» Dataset content
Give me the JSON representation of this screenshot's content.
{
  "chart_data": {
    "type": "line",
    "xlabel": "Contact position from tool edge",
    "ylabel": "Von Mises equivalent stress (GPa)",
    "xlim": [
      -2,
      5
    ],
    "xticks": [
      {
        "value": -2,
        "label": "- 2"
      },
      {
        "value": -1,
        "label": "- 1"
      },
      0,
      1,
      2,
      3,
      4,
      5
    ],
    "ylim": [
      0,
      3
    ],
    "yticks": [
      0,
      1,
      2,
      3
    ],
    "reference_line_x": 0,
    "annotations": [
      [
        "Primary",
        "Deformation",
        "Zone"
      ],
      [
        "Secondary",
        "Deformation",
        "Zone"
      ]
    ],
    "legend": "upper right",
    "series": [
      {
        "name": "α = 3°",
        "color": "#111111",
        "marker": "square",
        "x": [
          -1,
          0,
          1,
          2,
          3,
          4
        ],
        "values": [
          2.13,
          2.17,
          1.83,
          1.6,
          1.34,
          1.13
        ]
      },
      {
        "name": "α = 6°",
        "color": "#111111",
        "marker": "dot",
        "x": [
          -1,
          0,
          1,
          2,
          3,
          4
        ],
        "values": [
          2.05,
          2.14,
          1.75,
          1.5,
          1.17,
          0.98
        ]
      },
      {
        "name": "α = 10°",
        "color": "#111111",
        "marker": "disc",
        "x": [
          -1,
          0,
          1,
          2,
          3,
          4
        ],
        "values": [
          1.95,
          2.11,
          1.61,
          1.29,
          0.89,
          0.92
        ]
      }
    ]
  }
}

» Task brief
From the first line to the last, please quote the material above exactly.

» Answer for this exercise
Give me the JSON representation of this screenshot's content.
{
  "chart_data": {
    "type": "line",
    "xlabel": "Contact position from tool edge",
    "ylabel": "Von Mises equivalent stress (GPa)",
    "xlim": [
      -2,
      5
    ],
    "xticks": [
      {
        "value": -2,
        "label": "- 2"
      },
      {
        "value": -1,
        "label": "- 1"
      },
      0,
      1,
      2,
      3,
      4,
      5
    ],
    "ylim": [
      0,
      3
    ],
    "yticks": [
      0,
      1,
      2,
      3
    ],
    "reference_line_x": 0,
    "annotations": [
      [
        "Primary",
        "Deformation",
        "Zone"
      ],
      [
        "Secondary",
        "Deformation",
        "Zone"
      ]
    ],
    "legend": "upper right",
    "series": [
      {
        "name": "α = 3°",
        "color": "#111111",
        "marker": "square",
        "x": [
          -1,
          0,
          1,
          2,
          3,
          4
        ],
        "values": [
          2.13,
          2.17,
          1.83,
          1.6,
          1.34,
          1.13
        ]
      },
      {
        "name": "α = 6°",
        "color": "#111111",
        "marker": "dot",
        "x": [
          -1,
          0,
          1,
          2,
          3,
          4
        ],
        "values": [
          2.05,
          2.14,
          1.75,
          1.5,
          1.17,
          0.98
        ]
      },
      {
        "name": "α = 10°",
        "color": "#111111",
        "marker": "disc",
        "x": [
          -1,
          0,
          1,
          2,
          3,
          4
        ],
        "values": [
          1.95,
          2.11,
          1.61,
          1.29,
          0.89,
          0.92
        ]
      }
    ]
  }
}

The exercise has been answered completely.